# EXERCISE TASK
Using the records that follow, copy every line containing the word "Control".

--- --- ---

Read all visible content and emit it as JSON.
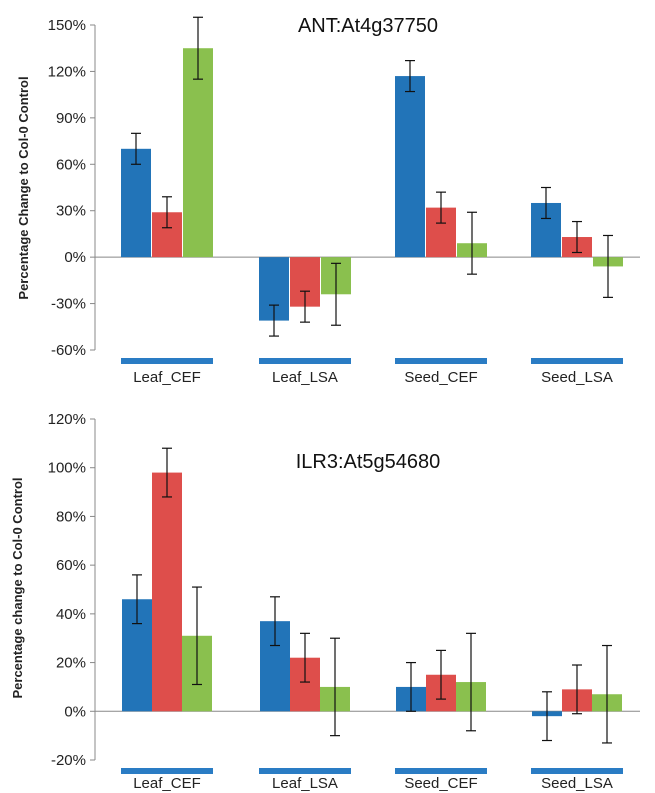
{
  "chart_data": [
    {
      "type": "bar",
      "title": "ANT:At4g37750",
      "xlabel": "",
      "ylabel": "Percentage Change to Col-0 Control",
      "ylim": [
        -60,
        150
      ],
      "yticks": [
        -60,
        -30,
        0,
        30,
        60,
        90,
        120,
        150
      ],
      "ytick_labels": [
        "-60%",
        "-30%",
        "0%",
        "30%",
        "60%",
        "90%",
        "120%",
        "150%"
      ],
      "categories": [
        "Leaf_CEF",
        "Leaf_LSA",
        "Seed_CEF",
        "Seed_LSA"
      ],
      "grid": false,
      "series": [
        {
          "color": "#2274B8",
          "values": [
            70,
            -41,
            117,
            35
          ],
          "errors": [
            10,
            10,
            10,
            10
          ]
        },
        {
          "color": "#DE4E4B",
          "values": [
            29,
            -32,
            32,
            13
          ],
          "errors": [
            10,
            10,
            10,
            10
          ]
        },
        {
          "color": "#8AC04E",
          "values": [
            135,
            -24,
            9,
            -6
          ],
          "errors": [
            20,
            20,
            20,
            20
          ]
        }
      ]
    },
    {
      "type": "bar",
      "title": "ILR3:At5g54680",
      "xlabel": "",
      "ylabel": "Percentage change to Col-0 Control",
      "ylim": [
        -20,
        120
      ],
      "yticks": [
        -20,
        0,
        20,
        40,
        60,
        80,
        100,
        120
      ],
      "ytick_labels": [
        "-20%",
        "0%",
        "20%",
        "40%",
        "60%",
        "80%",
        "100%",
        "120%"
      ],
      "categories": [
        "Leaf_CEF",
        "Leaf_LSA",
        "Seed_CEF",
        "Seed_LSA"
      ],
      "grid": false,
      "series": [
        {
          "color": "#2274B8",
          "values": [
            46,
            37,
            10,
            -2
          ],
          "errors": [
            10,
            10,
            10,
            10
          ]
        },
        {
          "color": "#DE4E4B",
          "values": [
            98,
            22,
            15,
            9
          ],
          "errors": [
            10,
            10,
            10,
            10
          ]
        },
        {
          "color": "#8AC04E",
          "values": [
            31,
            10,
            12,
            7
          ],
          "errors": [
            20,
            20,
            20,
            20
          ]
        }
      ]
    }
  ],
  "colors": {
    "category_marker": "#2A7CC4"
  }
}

--- --- ---

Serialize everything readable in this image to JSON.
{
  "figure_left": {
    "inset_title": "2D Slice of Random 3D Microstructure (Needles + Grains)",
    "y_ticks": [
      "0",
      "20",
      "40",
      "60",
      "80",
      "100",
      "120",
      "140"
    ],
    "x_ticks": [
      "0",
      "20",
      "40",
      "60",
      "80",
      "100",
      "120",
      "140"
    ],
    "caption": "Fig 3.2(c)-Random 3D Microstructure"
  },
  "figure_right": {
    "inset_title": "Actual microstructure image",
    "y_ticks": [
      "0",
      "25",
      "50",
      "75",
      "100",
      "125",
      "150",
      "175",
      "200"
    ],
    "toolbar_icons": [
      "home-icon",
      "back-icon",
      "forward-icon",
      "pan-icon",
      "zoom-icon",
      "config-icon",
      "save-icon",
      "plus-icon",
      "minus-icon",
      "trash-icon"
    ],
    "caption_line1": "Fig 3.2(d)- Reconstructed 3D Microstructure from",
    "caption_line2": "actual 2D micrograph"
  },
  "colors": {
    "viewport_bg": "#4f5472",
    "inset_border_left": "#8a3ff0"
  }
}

--- --- ---

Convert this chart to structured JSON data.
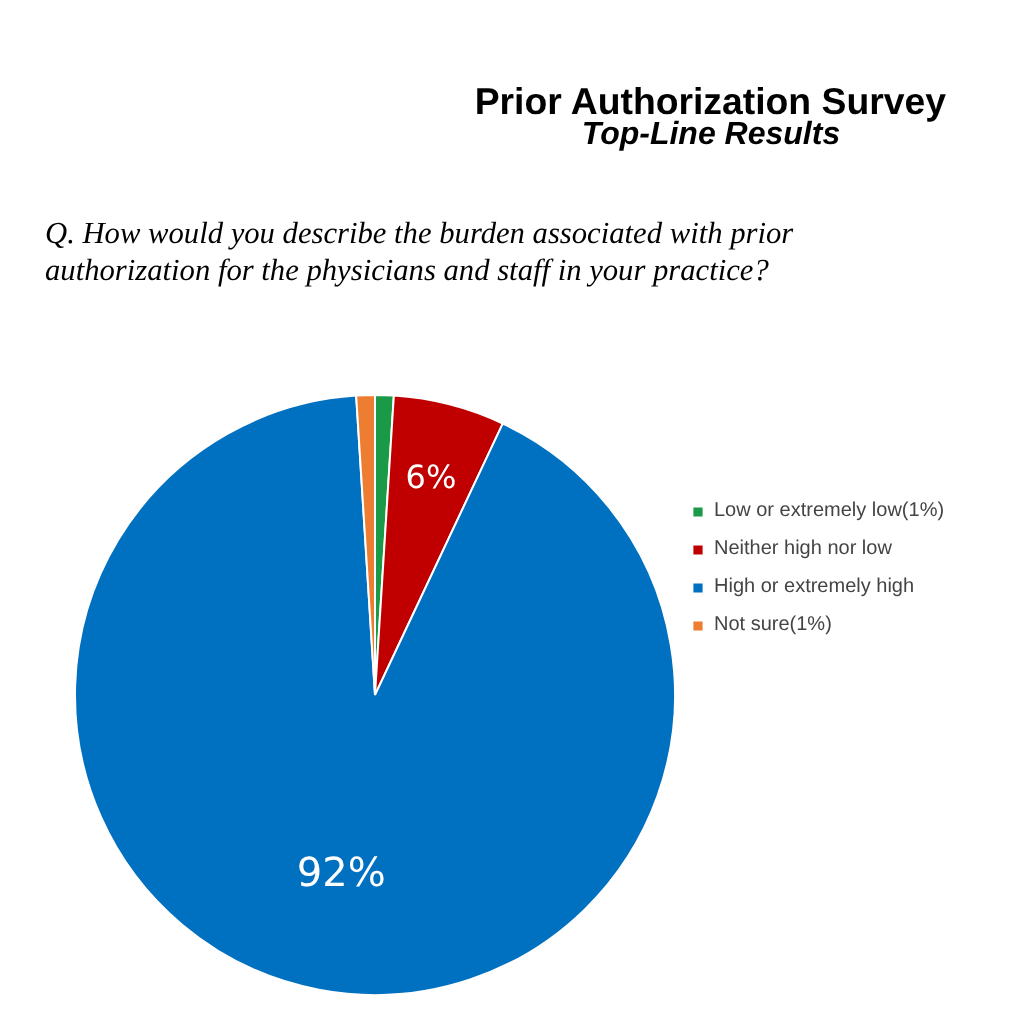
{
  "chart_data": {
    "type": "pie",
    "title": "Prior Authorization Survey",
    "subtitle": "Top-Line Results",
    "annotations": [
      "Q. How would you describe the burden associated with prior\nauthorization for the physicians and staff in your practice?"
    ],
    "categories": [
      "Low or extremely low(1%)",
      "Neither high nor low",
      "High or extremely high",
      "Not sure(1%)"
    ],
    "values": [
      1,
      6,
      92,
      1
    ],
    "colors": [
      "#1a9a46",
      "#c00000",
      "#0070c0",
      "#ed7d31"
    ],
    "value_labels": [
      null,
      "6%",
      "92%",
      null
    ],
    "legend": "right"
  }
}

--- --- ---

# EXERCISE SOLUTION
      "ylabel": "Percentage Change to Col-0 Control",
      "ylabel": "Percentage change to Col-0 Control",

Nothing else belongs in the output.